# [WHAT THE TASK REQUIRES]
Every line of the data that contains the string "JSON" must be copied.

[Dataset items]
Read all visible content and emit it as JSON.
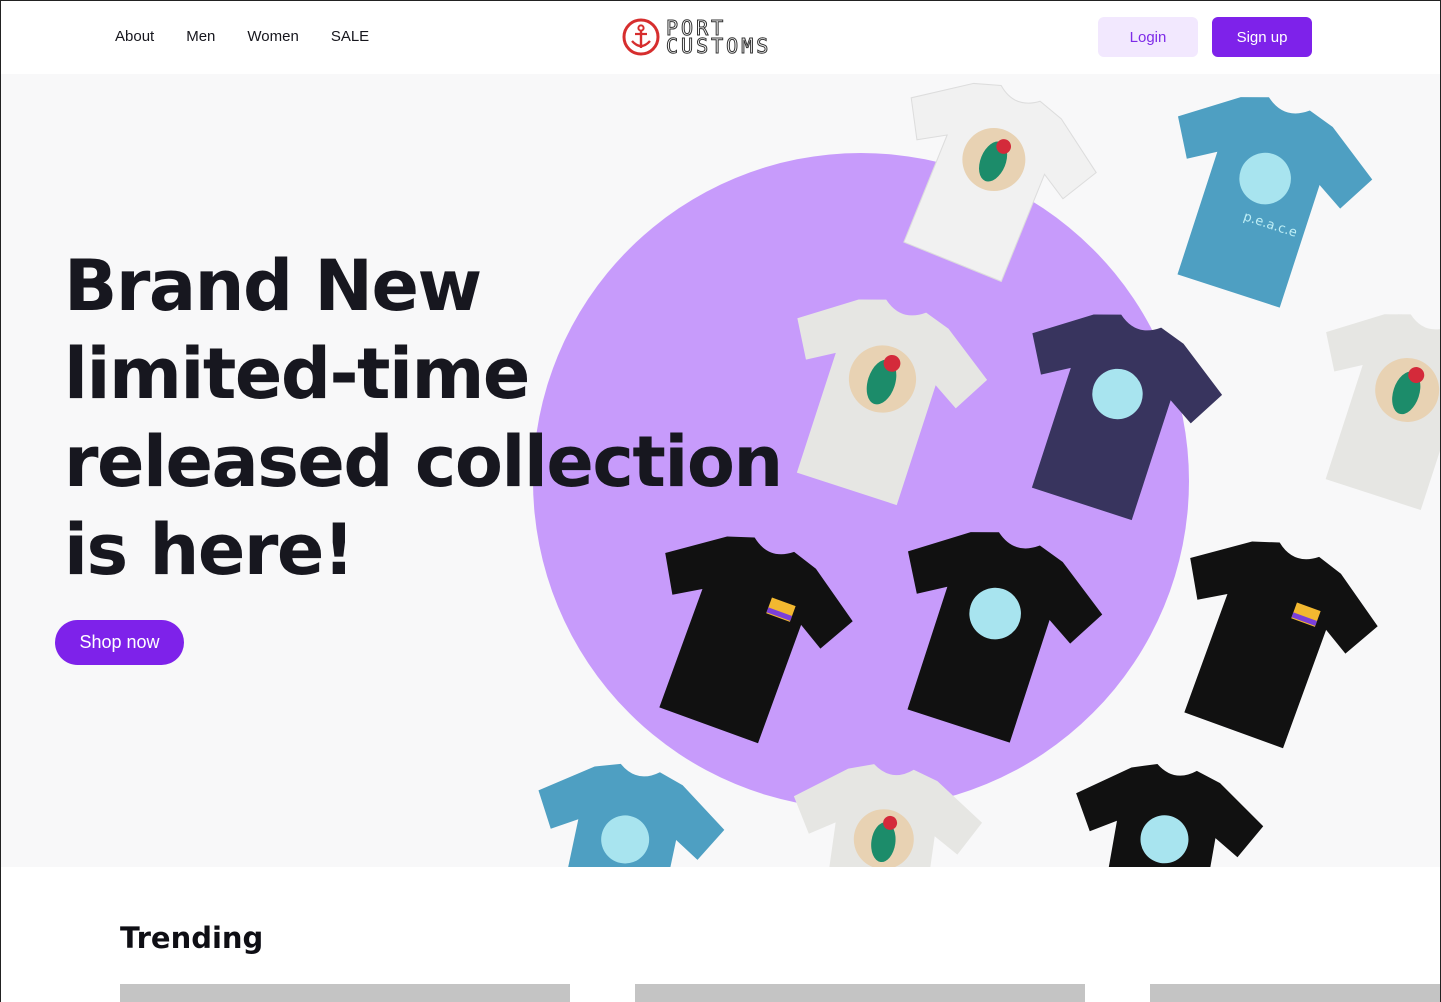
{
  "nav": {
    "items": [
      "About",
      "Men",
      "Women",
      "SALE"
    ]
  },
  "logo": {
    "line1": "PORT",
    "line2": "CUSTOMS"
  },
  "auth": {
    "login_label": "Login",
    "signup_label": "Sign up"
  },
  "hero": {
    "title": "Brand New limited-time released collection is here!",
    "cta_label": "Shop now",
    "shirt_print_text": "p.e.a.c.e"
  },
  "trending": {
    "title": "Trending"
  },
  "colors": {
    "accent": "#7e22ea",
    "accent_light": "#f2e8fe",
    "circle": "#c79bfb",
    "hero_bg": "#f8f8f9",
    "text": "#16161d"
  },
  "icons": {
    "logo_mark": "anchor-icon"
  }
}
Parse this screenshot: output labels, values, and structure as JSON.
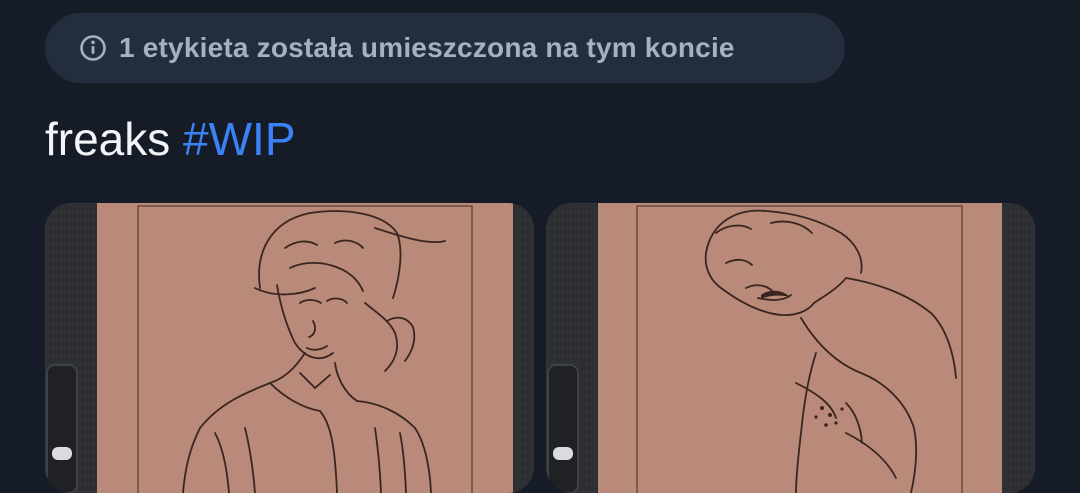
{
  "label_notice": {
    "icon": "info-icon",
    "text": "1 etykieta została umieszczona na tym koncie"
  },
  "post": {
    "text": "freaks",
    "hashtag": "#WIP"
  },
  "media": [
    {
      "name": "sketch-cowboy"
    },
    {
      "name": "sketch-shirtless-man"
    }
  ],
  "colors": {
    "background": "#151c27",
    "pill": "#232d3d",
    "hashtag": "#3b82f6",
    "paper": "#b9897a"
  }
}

# [SOLUTION TO THE EXERCISE]
Read all visible content and emit it as JSON.
Parse this screenshot: output labels, values, and structure as JSON.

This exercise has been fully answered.